Task description - List, from the lines below, each one with "color" in it.

Record set -
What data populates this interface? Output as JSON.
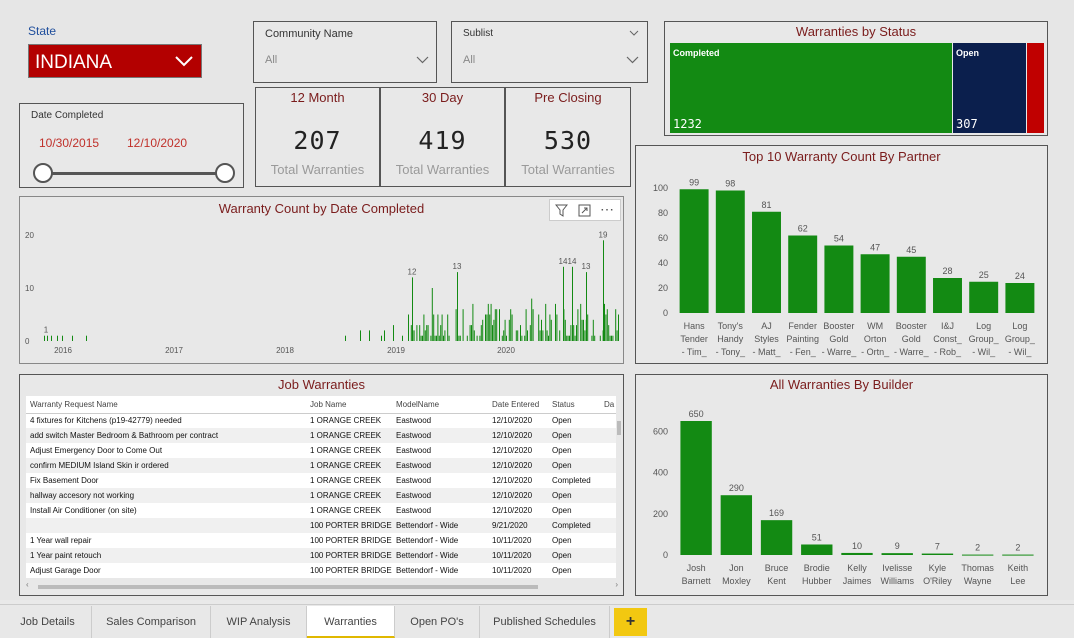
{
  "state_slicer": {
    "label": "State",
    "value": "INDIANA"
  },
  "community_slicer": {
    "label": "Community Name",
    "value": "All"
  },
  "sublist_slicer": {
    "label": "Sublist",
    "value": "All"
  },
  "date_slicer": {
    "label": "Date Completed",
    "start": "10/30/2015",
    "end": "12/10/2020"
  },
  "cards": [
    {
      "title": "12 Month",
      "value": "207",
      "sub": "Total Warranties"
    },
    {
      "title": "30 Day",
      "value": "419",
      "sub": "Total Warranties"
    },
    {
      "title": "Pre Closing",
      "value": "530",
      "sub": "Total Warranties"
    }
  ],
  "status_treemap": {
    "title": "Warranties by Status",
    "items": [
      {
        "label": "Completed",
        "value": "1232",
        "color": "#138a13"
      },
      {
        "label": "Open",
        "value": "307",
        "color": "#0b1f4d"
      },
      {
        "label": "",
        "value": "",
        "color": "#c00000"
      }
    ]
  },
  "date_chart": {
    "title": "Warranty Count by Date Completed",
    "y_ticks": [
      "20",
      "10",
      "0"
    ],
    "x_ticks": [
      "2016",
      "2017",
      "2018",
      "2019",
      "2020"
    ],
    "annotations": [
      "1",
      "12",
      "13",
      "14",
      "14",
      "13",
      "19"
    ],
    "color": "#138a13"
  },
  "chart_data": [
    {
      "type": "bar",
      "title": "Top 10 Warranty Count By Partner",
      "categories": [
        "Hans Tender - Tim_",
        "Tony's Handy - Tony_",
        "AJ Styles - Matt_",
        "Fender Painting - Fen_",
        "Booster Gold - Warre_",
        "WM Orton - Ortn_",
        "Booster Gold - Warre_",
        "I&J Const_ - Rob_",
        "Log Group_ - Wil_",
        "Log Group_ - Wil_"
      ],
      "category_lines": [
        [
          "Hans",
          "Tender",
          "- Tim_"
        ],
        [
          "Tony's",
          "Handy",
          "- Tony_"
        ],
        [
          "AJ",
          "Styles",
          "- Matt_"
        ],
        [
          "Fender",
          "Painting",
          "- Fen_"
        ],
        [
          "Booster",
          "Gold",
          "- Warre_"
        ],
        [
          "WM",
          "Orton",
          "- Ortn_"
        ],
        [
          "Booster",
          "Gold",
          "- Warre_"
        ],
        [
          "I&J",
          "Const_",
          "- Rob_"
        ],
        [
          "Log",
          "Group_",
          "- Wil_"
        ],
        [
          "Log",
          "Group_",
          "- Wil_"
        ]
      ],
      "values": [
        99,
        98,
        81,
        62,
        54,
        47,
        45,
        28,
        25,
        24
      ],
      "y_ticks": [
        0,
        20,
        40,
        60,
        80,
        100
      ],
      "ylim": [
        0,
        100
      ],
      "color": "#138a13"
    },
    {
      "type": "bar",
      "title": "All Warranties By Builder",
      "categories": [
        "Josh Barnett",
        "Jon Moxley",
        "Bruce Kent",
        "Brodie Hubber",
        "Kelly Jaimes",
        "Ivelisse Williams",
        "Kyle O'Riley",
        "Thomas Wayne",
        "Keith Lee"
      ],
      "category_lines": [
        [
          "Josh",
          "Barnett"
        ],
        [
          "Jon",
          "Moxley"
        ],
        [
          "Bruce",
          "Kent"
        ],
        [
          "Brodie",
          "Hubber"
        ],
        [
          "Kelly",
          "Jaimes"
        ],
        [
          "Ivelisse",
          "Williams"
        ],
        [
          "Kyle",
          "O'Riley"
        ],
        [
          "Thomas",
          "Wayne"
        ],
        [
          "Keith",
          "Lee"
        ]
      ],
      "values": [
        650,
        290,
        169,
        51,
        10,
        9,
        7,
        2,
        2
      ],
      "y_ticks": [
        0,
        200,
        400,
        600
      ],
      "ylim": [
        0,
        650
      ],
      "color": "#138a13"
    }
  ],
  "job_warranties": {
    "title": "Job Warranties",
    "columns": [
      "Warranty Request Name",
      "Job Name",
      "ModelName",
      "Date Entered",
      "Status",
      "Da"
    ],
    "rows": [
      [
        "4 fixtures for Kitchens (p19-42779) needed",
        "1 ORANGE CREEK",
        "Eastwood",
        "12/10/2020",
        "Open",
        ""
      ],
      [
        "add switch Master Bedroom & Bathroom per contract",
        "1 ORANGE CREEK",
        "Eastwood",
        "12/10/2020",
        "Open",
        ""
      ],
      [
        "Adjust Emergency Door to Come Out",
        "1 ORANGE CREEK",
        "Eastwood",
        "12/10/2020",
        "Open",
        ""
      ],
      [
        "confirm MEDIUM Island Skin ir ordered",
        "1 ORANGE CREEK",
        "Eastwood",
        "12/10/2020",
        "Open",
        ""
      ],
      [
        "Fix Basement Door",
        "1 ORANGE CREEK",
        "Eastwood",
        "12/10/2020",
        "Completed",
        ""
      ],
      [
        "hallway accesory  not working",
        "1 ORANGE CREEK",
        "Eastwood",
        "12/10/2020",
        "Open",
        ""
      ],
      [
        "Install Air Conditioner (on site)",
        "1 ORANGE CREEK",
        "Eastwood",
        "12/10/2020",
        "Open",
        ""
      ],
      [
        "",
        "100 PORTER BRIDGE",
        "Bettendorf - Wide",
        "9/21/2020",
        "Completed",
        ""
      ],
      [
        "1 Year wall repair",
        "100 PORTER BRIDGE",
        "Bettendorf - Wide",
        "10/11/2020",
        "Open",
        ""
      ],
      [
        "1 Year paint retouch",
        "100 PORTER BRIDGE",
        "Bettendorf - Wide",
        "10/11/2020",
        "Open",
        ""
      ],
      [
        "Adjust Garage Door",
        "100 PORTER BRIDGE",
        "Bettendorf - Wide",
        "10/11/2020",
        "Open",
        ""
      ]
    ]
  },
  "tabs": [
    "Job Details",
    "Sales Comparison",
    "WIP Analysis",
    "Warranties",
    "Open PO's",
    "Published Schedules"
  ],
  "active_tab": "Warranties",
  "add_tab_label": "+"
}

Solution to this problem -
        "color": "#138a13"
        "color": "#0b1f4d"
        "color": "#c00000"
    "color": "#138a13"
      "color": "#138a13"
      "color": "#138a13"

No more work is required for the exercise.